** START Material supplied **

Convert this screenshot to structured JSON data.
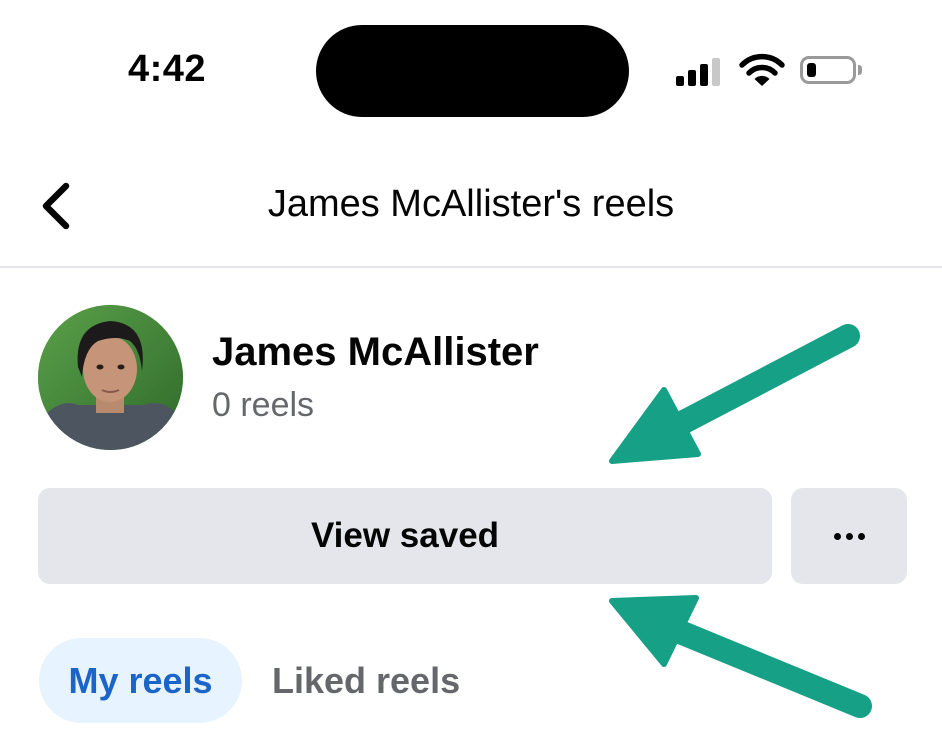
{
  "status_bar": {
    "time": "4:42",
    "icons": [
      "cellular-signal-icon",
      "wifi-icon",
      "battery-icon"
    ]
  },
  "header": {
    "back_icon": "chevron-left-icon",
    "title": "James McAllister's reels"
  },
  "profile": {
    "name": "James McAllister",
    "reel_count": "0 reels"
  },
  "actions": {
    "view_saved_label": "View saved",
    "more_icon": "ellipsis-icon"
  },
  "tabs": [
    {
      "label": "My reels",
      "selected": true
    },
    {
      "label": "Liked reels",
      "selected": false
    }
  ],
  "colors": {
    "button_bg": "#e4e6eb",
    "selected_tab_bg": "#e7f3ff",
    "selected_tab_text": "#1b64c8",
    "secondary_text": "#65676b",
    "annotation_arrow": "#16a085"
  }
}
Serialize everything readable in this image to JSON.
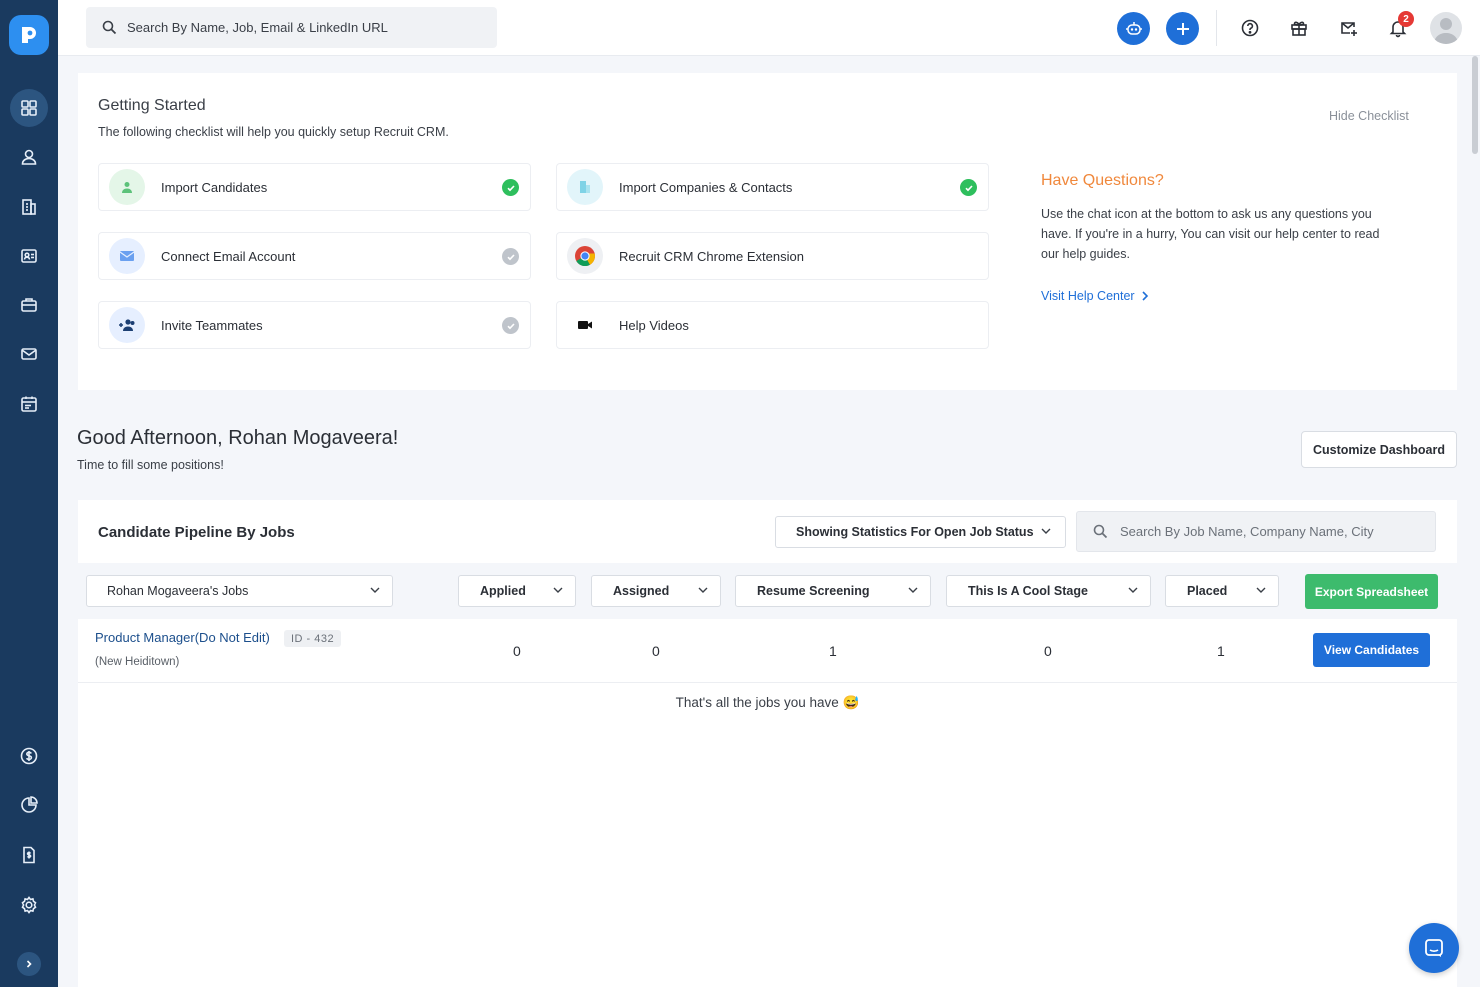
{
  "topbar": {
    "search_placeholder": "Search By Name, Job, Email & LinkedIn URL",
    "notification_count": "2"
  },
  "checklist": {
    "title": "Getting Started",
    "subtitle": "The following checklist will help you quickly setup Recruit CRM.",
    "hide_label": "Hide Checklist",
    "tasks": [
      {
        "label": "Import Candidates",
        "status": "done"
      },
      {
        "label": "Import Companies & Contacts",
        "status": "done"
      },
      {
        "label": "Connect Email Account",
        "status": "pending"
      },
      {
        "label": "Recruit CRM Chrome Extension",
        "status": "none"
      },
      {
        "label": "Invite Teammates",
        "status": "pending"
      },
      {
        "label": "Help Videos",
        "status": "none"
      }
    ],
    "help": {
      "title": "Have Questions?",
      "text": "Use the chat icon at the bottom to ask us any questions you have. If you're in a hurry, You can visit our help center to read our help guides.",
      "link": "Visit Help Center"
    }
  },
  "greeting": {
    "title": "Good Afternoon, Rohan Mogaveera!",
    "subtitle": "Time to fill some positions!",
    "customize_label": "Customize Dashboard"
  },
  "pipeline": {
    "title": "Candidate Pipeline By Jobs",
    "status_filter": "Showing Statistics For Open Job Status",
    "search_placeholder": "Search By Job Name, Company Name, City",
    "owner_filter": "Rohan Mogaveera's Jobs",
    "stages": [
      "Applied",
      "Assigned",
      "Resume Screening",
      "This Is A Cool Stage",
      "Placed"
    ],
    "export_label": "Export Spreadsheet",
    "jobs": [
      {
        "name": "Product Manager(Do Not Edit)",
        "id": "ID - 432",
        "location": "(New Heiditown)",
        "counts": [
          "0",
          "0",
          "1",
          "0",
          "1"
        ],
        "action": "View Candidates"
      }
    ],
    "footer": "That's all the jobs you have 😅"
  },
  "colors": {
    "sidebar": "#1a3a5f",
    "primary": "#1f6fd8",
    "success": "#2ebf5d",
    "accent_orange": "#f0883c",
    "export_green": "#3dbb6d"
  }
}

** END Material supplied **

* _Written instruction_:
All of the lines above should be printed exactly, minus the pictures.

* _Solution for this problem_:
Convert this screenshot to structured JSON data.
{
  "status_bar": {
    "time": "4:42",
    "icons": [
      "cellular-signal-icon",
      "wifi-icon",
      "battery-icon"
    ]
  },
  "header": {
    "back_icon": "chevron-left-icon",
    "title": "James McAllister's reels"
  },
  "profile": {
    "name": "James McAllister",
    "reel_count": "0 reels"
  },
  "actions": {
    "view_saved_label": "View saved",
    "more_icon": "ellipsis-icon"
  },
  "tabs": [
    {
      "label": "My reels",
      "selected": true
    },
    {
      "label": "Liked reels",
      "selected": false
    }
  ],
  "colors": {
    "button_bg": "#e4e6eb",
    "selected_tab_bg": "#e7f3ff",
    "selected_tab_text": "#1b64c8",
    "secondary_text": "#65676b",
    "annotation_arrow": "#16a085"
  }
}
Serialize everything readable in this image to JSON.
{
  "topbar": {
    "search_placeholder": "Search By Name, Job, Email & LinkedIn URL",
    "notification_count": "2"
  },
  "checklist": {
    "title": "Getting Started",
    "subtitle": "The following checklist will help you quickly setup Recruit CRM.",
    "hide_label": "Hide Checklist",
    "tasks": [
      {
        "label": "Import Candidates",
        "status": "done"
      },
      {
        "label": "Import Companies & Contacts",
        "status": "done"
      },
      {
        "label": "Connect Email Account",
        "status": "pending"
      },
      {
        "label": "Recruit CRM Chrome Extension",
        "status": "none"
      },
      {
        "label": "Invite Teammates",
        "status": "pending"
      },
      {
        "label": "Help Videos",
        "status": "none"
      }
    ],
    "help": {
      "title": "Have Questions?",
      "text": "Use the chat icon at the bottom to ask us any questions you have. If you're in a hurry, You can visit our help center to read our help guides.",
      "link": "Visit Help Center"
    }
  },
  "greeting": {
    "title": "Good Afternoon, Rohan Mogaveera!",
    "subtitle": "Time to fill some positions!",
    "customize_label": "Customize Dashboard"
  },
  "pipeline": {
    "title": "Candidate Pipeline By Jobs",
    "status_filter": "Showing Statistics For Open Job Status",
    "search_placeholder": "Search By Job Name, Company Name, City",
    "owner_filter": "Rohan Mogaveera's Jobs",
    "stages": [
      "Applied",
      "Assigned",
      "Resume Screening",
      "This Is A Cool Stage",
      "Placed"
    ],
    "export_label": "Export Spreadsheet",
    "jobs": [
      {
        "name": "Product Manager(Do Not Edit)",
        "id": "ID - 432",
        "location": "(New Heiditown)",
        "counts": [
          "0",
          "0",
          "1",
          "0",
          "1"
        ],
        "action": "View Candidates"
      }
    ],
    "footer": "That's all the jobs you have 😅"
  },
  "colors": {
    "sidebar": "#1a3a5f",
    "primary": "#1f6fd8",
    "success": "#2ebf5d",
    "accent_orange": "#f0883c",
    "export_green": "#3dbb6d"
  }
}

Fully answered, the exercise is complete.